But we thought it would be great to set up a computerised inventory-in / cash-out system for this, to replace the manual system in place for 20 years already. We were four volunteers: an IT whizz-kid, an accountant with a good head for cash systems then with Grant Thornton, an old hand who managed ski sales prior, and myself freelancing. We basically borrowed ½ doz. PCs, a Novell network, four printers and a UPS (uninterruptible power supply). They were laid out along a long set of tables in a very large hall: It divided the public coming in one end and exiting the other end, from the equipment testing and inventory system across from the dividing tables in one half of the hall. The other half of the hall was where equipment was displayed for the public to examine and hopefully purchase— needless to say a host of volunteers ran this and only the CSPS could provide these en-masse — it was by the way a harbinger of things to come for the 1988 Calgary Winter Olympics, known for their sterling volunteer effort, vastly increased starting with Sarajevo prior.

Two PCs were for inventory in on one end, where we recorded incoming equipment. It had a check system, where we only put through to the POS (point-of-sale) system the equipment that was tested as safe for resale. The network then passed on the resulting inventory to 4 PCs at the other end of the long line of tables. These had printers and cash system to round it out.

Said PCs had a simple database with items, price and sold/unsold, which matched the paper trail used in the previous years. The accountant, bless her heart, absolutely insisted not only that the database be simple, but also that it match and follow a parallel paper trail — again doable only because the CSPS could double up on volunteers to do so — it took us a couple of months to create, set up and dry-run the system, made easier by the fact we had lots of help from the old paper-trail system volunteers, who typically did dry-runs in the fall prior to the pre-Xmas sale. Our whizz-kid also had a very large basement where we could set up the 6 PC network for him to compose the simple inventory-in / cash-out software and bare-bones network system.

Problem set:
1. From the account of the sale's inventory system, extract the passage between "Two PCs were" and "round it out.", inclusive.
2. List each piece of equipment that the volunteers borrowed, according to the account of the sale's inventory system.
3. Proceed with the account of the sale's inventory system, starting after its final sentence.

Data section:
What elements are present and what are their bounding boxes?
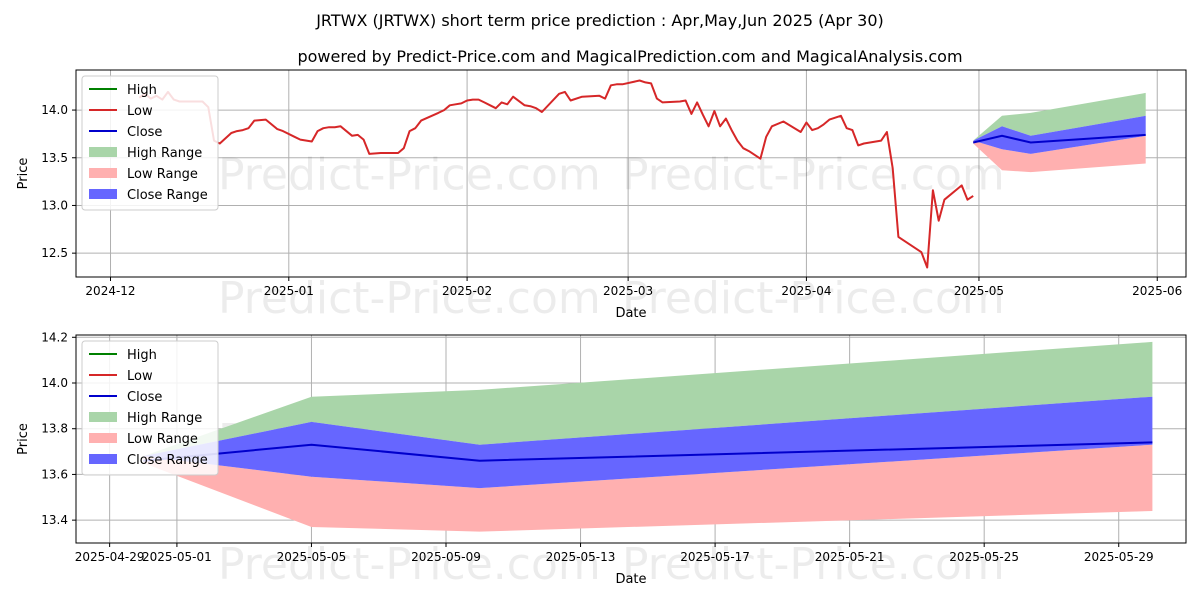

Solved tasks:
1.
Two PCs were for inventory in on one end, where we recorded incoming equipment. It had a check system, where we only put through to the POS (point-of-sale) system the equipment that was tested as safe for resale. The network then passed on the resulting inventory to 4 PCs at the other end of the long line of tables. These had printers and cash system to round it out.

2.
- Half a dozen PCs
- A Novell network
- Four printers
- A UPS (uninterruptible power supply)

3.
http://cspscalgary.ca/2014-calgary-new-used-ski-sale/

Show time! The Sale had a pretty simple format then: the public brought in their equipment on evenings the week before, for equipment to be inventoried, tested and sorted for return or resale. The weekend was the sale itself, when people examined and hopefully took away their purchases. The following weekday evenings were for pick-up of items rejected from resale.

So everything hummed along through Saturday. But Sunday morning disaster struck. Something happened overnight in the hall that cut the power supply long enough even for the UPS not to be able to keep the system going... The database got corrupted and we simply had a non-functional POS system!

This is where our accountant became an instant hero, because not only had we a parallel paper trail system, but we also had a host of volunteers on call, should that system need to be put in place. Also the very long row of tables, allowed the manual system to be carried out in the middle section, while three of us feverishly worked to get the POS working again at both ends.

Fortunately we got it working by 10 AM, were able to resync it with the paper trail by noon, and the POS system worked Sunday afternoon, whew! And that was critical as that afternoon is where over half the sales occur, when people procrastinate and make last minute decisions. The joke then was: thank God, literally, for Sunday morning church… it reduced traffic and helped us recover!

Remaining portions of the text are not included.